PROBLEM TO WORK ON: Below are some records: retype them all exactly, but not the pictures.

+++ DATASET ROWS

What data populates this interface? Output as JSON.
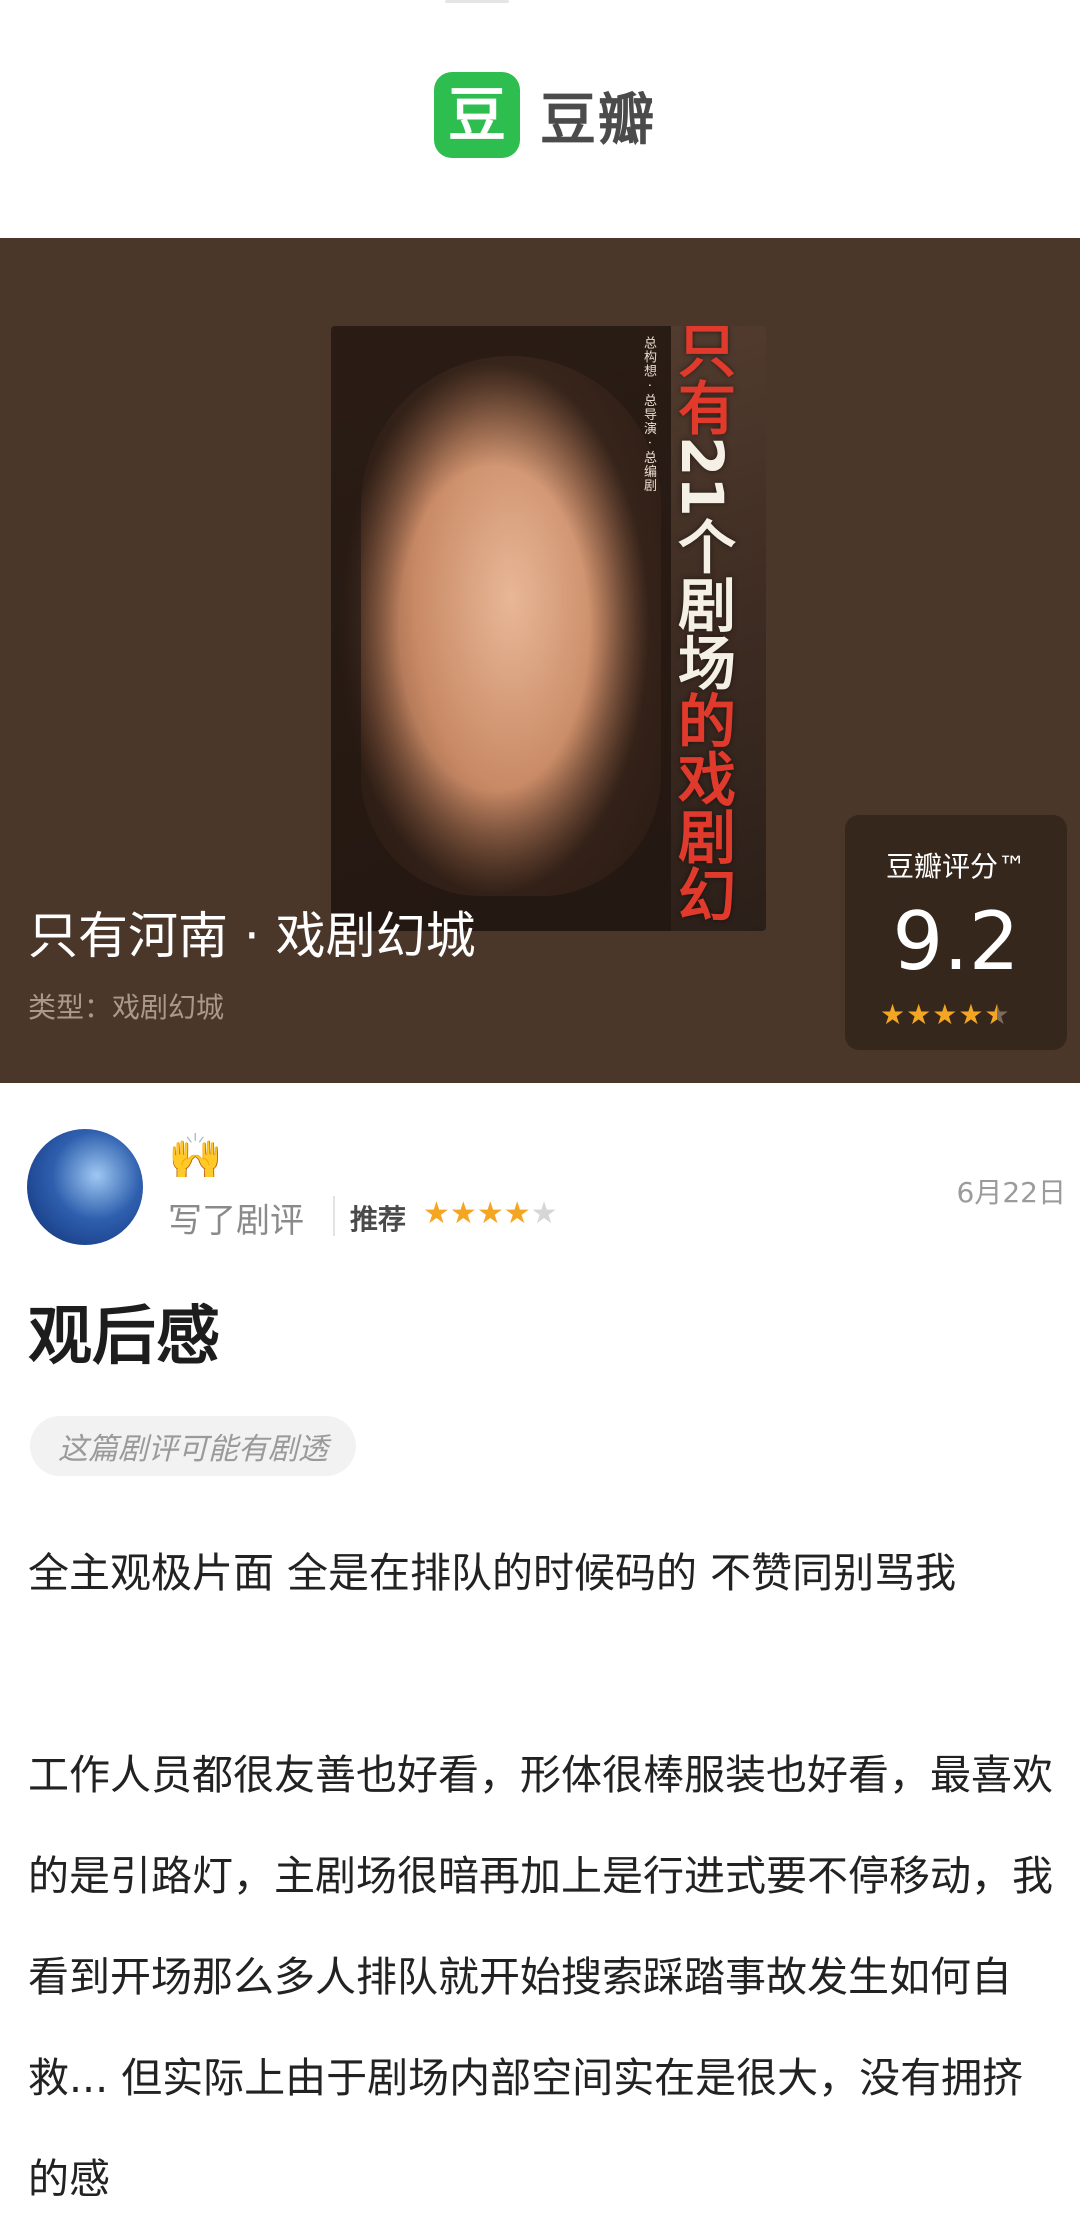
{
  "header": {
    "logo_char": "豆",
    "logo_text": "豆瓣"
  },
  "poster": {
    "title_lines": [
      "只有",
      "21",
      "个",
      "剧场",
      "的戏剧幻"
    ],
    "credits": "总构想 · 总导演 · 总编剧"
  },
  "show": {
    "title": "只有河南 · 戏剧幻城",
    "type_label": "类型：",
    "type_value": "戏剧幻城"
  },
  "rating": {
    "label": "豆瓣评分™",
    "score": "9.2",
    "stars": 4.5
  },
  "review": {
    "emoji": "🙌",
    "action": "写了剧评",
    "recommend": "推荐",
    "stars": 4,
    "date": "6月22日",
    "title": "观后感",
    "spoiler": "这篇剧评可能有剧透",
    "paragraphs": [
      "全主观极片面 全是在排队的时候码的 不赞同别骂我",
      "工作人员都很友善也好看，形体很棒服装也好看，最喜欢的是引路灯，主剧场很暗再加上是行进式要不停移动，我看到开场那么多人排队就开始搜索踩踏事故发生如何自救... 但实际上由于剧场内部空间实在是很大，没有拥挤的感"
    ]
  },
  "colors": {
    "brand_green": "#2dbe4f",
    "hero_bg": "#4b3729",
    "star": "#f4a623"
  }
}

++++++

EXERCISE ANSWER:
What data populates this interface? Output as JSON.
{
  "header": {
    "logo_char": "豆",
    "logo_text": "豆瓣"
  },
  "poster": {
    "title_lines": [
      "只有",
      "21",
      "个",
      "剧场",
      "的戏剧幻"
    ],
    "credits": "总构想 · 总导演 · 总编剧"
  },
  "show": {
    "title": "只有河南 · 戏剧幻城",
    "type_label": "类型：",
    "type_value": "戏剧幻城"
  },
  "rating": {
    "label": "豆瓣评分™",
    "score": "9.2",
    "stars": 4.5
  },
  "review": {
    "emoji": "🙌",
    "action": "写了剧评",
    "recommend": "推荐",
    "stars": 4,
    "date": "6月22日",
    "title": "观后感",
    "spoiler": "这篇剧评可能有剧透",
    "paragraphs": [
      "全主观极片面 全是在排队的时候码的 不赞同别骂我",
      "工作人员都很友善也好看，形体很棒服装也好看，最喜欢的是引路灯，主剧场很暗再加上是行进式要不停移动，我看到开场那么多人排队就开始搜索踩踏事故发生如何自救... 但实际上由于剧场内部空间实在是很大，没有拥挤的感"
    ]
  },
  "colors": {
    "brand_green": "#2dbe4f",
    "hero_bg": "#4b3729",
    "star": "#f4a623"
  }
}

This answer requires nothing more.